** BEGIN **

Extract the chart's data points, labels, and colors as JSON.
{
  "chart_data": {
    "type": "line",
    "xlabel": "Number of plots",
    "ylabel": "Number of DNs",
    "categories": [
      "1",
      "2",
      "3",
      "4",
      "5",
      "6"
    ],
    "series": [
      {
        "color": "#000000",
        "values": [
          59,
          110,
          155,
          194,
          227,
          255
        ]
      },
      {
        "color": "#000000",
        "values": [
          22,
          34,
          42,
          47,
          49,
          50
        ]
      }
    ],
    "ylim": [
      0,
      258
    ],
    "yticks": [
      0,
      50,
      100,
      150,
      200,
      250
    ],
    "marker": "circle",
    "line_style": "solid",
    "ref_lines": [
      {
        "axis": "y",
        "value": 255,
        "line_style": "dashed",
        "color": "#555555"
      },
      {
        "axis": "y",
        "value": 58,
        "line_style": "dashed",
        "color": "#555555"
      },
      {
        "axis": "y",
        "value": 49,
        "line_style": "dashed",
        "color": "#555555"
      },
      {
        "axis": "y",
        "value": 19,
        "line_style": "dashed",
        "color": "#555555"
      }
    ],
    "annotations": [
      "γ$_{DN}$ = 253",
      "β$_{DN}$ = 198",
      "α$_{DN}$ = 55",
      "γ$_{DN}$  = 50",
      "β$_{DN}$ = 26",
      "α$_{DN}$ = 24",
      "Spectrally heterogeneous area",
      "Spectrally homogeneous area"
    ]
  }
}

** END **

▸ **Requirements**
Filter out all lines lacking the word "Number" and copy the rest.

▸ **Completed exercise**
    "xlabel": "Number of plots",
    "ylabel": "Number of DNs",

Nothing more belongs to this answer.